## Start SOURCE EXCERPT

Australia's Plain Packaging Ruling An Opening Salvo In A Lengthy Battle

By Richard A. Samp
December 14, 2012 (Vol. 27 No. 23)

On August, 15, 2012, the High Court of Australia rejected a tobacco industry challenge to that nation's "plain packaging" law, thereby opening the door to implementation of the law on December 1.  Australia is the first country to require that tobacco products be packaged plainly, e.g., devoid of all distinctive features other than the name of the product being sold, with the product name printed in a standardized font.  Other nations are considering adoption of similar packaging restrictions.

## End SOURCE EXCERPT
## Start PROVIDED RECORDS

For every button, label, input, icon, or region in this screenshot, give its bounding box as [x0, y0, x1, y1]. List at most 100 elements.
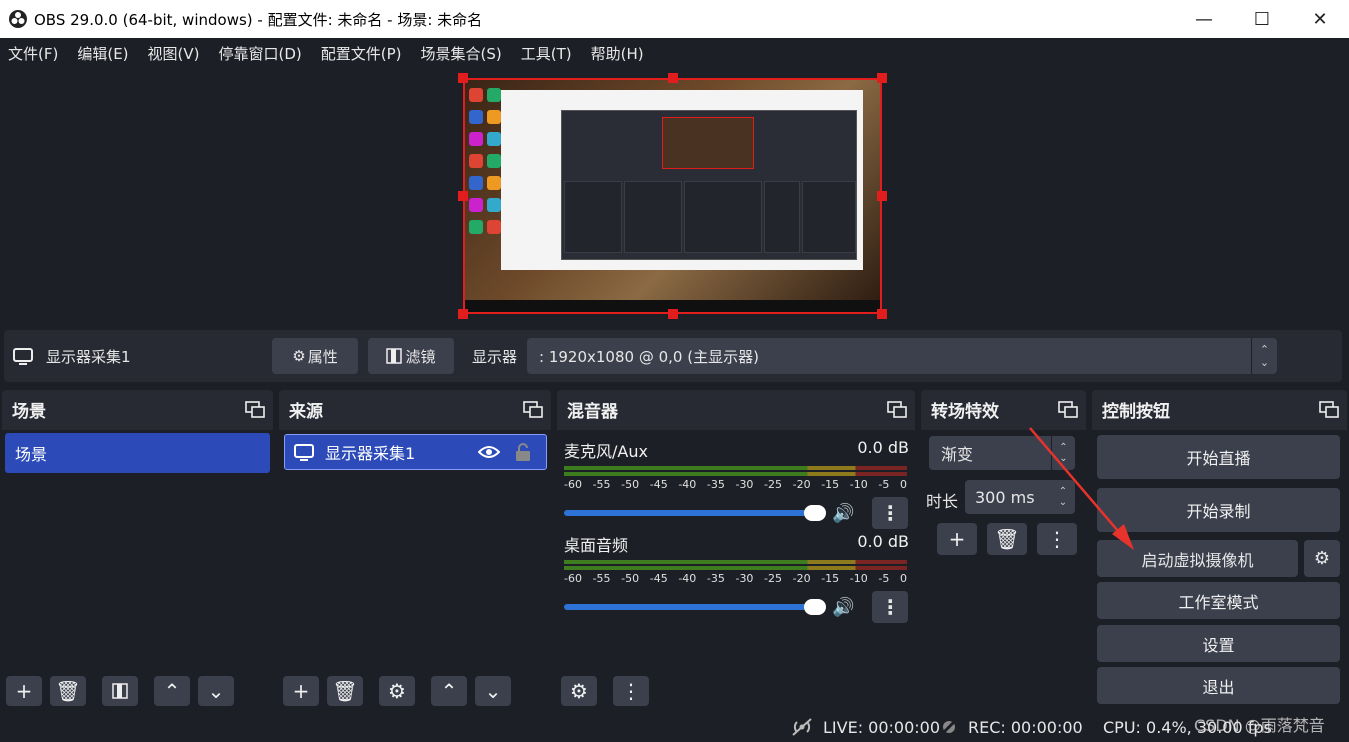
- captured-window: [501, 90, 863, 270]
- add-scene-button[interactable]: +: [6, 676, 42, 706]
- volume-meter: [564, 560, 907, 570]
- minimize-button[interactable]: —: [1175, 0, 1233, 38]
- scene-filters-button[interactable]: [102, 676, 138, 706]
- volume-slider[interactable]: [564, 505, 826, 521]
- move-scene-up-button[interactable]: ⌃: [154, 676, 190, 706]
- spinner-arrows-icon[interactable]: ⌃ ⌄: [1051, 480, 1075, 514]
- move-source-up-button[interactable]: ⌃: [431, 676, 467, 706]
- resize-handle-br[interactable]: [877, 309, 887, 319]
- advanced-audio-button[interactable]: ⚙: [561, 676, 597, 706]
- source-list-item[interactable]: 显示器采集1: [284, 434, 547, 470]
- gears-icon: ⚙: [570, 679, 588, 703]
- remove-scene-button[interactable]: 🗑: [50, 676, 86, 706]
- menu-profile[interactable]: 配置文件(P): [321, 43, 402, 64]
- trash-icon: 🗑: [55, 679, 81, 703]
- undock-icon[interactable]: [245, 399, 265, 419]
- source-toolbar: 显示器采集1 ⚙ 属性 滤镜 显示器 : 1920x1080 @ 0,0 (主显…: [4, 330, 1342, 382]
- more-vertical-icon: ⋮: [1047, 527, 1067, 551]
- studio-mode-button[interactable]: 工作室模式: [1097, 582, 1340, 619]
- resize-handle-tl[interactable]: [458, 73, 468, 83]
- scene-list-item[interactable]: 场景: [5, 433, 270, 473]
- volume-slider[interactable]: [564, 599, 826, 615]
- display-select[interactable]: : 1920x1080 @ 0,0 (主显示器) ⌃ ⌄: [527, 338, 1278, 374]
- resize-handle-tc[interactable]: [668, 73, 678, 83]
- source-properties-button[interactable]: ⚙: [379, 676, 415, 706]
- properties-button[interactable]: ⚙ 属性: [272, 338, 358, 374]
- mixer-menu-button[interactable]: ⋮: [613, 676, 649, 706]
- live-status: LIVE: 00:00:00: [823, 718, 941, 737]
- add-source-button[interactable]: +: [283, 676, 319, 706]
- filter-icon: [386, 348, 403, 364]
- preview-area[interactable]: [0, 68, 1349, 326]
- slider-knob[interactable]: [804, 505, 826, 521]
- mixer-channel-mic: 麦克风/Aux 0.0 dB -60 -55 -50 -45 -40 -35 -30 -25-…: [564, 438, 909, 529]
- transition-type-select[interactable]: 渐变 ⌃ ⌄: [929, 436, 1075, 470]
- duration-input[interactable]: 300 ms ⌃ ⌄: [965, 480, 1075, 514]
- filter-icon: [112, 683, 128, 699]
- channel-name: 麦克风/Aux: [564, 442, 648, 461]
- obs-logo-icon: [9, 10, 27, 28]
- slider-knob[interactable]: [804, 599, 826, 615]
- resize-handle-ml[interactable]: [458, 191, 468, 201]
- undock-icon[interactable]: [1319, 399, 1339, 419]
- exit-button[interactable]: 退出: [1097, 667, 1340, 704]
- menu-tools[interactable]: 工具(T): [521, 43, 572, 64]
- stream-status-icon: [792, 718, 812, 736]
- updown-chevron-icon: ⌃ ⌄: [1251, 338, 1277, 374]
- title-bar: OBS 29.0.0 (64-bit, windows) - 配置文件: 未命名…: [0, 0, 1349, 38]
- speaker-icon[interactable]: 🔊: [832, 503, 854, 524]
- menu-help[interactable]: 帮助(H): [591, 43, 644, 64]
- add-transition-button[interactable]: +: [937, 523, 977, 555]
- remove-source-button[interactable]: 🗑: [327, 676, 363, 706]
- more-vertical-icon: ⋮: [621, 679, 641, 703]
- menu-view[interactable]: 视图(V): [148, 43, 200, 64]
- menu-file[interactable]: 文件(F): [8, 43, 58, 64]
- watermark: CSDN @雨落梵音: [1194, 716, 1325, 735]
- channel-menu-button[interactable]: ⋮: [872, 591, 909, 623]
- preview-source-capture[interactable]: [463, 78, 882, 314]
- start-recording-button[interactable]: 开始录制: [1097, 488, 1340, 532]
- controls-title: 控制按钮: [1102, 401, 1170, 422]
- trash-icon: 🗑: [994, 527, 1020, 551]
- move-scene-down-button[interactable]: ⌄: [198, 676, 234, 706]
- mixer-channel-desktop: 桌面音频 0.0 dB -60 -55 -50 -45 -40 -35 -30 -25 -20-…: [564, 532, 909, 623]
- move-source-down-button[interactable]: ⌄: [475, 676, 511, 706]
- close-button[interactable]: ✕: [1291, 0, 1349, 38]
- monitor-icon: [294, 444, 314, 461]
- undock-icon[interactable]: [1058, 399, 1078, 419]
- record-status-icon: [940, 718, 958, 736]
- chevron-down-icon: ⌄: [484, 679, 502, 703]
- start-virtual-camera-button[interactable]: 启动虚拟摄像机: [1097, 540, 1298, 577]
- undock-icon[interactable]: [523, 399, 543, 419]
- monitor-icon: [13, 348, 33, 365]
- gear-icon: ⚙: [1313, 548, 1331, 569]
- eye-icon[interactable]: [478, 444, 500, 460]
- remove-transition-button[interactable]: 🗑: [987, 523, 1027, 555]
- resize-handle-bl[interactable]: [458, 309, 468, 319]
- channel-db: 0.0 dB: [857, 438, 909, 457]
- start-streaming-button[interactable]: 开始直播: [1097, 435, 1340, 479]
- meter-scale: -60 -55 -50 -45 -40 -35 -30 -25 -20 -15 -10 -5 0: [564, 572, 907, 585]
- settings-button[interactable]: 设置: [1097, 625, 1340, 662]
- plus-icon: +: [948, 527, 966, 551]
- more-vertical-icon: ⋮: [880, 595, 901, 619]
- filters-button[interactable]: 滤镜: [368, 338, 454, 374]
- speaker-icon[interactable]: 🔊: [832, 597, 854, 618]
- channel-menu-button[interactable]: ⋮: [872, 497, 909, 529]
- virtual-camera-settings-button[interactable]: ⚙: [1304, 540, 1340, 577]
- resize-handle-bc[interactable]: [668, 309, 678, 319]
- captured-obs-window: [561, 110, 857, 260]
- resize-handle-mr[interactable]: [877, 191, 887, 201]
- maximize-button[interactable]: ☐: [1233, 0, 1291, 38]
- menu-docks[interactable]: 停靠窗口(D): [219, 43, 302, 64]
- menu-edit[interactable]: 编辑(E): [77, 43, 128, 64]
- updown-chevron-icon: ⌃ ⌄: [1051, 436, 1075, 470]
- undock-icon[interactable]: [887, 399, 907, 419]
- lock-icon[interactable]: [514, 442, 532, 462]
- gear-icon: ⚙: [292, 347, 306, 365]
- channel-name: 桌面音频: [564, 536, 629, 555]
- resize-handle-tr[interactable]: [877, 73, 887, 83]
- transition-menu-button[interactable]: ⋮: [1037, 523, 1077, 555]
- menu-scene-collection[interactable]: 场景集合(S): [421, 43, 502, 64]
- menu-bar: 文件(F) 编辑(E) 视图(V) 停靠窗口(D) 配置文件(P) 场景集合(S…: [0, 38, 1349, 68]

## End PROVIDED RECORDS
## Start PROVIDED RECORDS

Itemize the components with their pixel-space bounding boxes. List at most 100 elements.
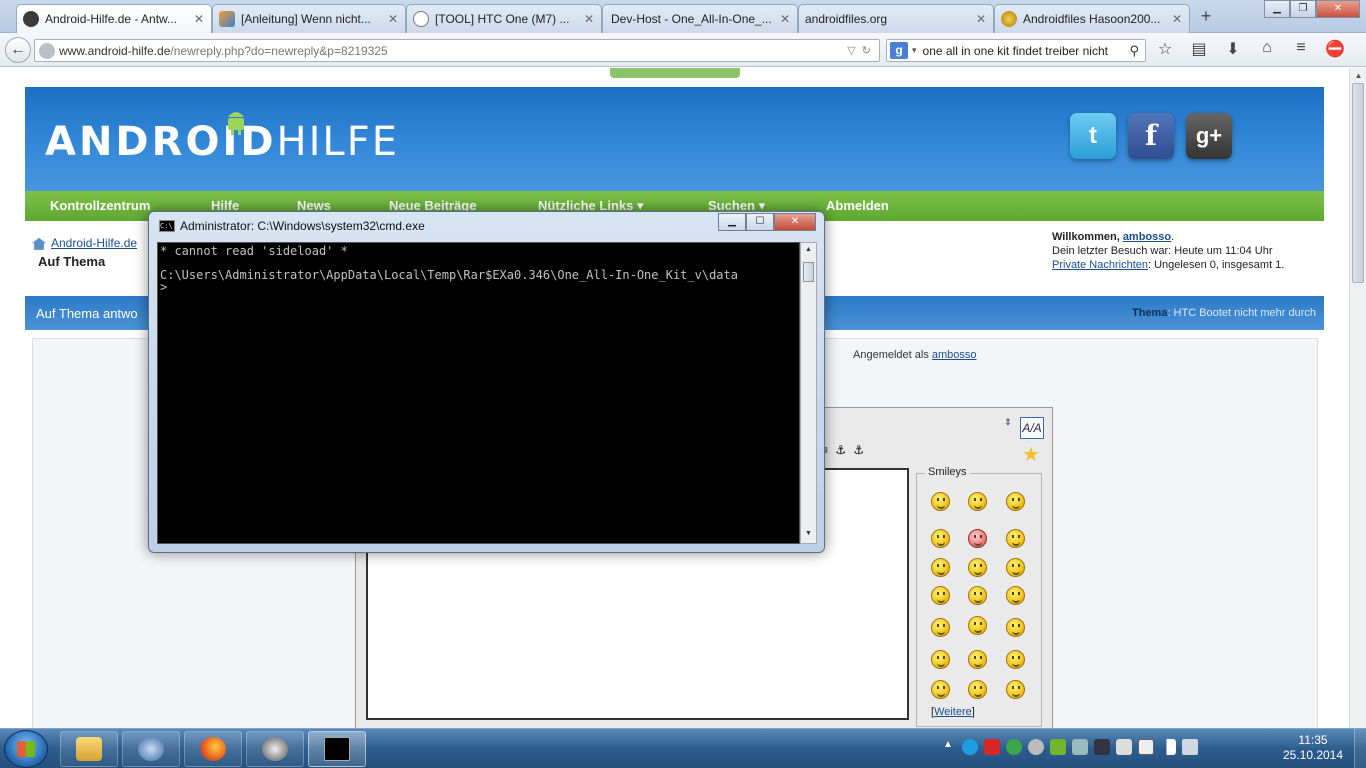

## End PROVIDED RECORDS

CHALLENGES:
#1 From the plain packaging excerpt, repeat word for word the passage starting with "By Richard A." and going on through "similar packaging restrictions.".
#2 Summarize the plain packaging excerpt in two sentences.

SOLUTIONS TO THE EXERCISE:
#1
By Richard A. Samp
December 14, 2012 (Vol. 27 No. 23)

On August, 15, 2012, the High Court of Australia rejected a tobacco industry challenge to that nation's "plain packaging" law, thereby opening the door to implementation of the law on December 1.  Australia is the first country to require that tobacco products be packaged plainly, e.g., devoid of all distinctive features other than the name of the product being sold, with the product name printed in a standardized font.  Other nations are considering adoption of similar packaging restrictions.

#2 On August 15, 2012, the High Court of Australia rejected a tobacco industry challenge to the nation's plain packaging law, clearing the way for the law to take effect on December 1. Australia is the first country to require plain tobacco packaging that shows only the product name in a standardized font, and other nations are considering similar restrictions.